# OBJECTIVE
Extract every line of the material that holds the string "each".

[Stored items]
# # # # # # #
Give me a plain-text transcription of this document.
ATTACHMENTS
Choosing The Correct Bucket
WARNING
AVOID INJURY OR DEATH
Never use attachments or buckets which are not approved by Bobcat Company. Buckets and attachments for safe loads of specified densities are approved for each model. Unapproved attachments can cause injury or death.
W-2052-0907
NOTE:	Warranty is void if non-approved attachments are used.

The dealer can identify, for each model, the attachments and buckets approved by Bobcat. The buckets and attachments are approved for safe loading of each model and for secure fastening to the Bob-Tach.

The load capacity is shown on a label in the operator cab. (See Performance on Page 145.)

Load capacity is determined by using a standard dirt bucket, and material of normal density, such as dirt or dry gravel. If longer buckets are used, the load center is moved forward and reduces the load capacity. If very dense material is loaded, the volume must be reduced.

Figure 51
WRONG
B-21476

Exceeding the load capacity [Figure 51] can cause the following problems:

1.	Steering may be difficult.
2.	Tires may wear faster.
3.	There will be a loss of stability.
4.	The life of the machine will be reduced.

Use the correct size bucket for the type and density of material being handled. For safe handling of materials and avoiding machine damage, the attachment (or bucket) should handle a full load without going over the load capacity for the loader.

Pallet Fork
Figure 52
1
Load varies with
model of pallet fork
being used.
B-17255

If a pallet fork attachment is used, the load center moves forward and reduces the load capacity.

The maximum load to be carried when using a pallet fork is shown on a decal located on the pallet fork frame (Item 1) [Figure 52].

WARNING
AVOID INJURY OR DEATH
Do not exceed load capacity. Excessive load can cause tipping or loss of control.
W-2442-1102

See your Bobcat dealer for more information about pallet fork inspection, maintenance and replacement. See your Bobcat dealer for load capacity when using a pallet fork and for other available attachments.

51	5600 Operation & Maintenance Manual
# # # # # # #
# ANSWER TO THIS TASK
Never use attachments or buckets which are not approved by Bobcat Company. Buckets and attachments for safe loads of specified densities are approved for each model. Unapproved attachments can cause injury or death.
The dealer can identify, for each model, the attachments and buckets approved by Bobcat. The buckets and attachments are approved for safe loading of each model and for secure fastening to the Bob-Tach.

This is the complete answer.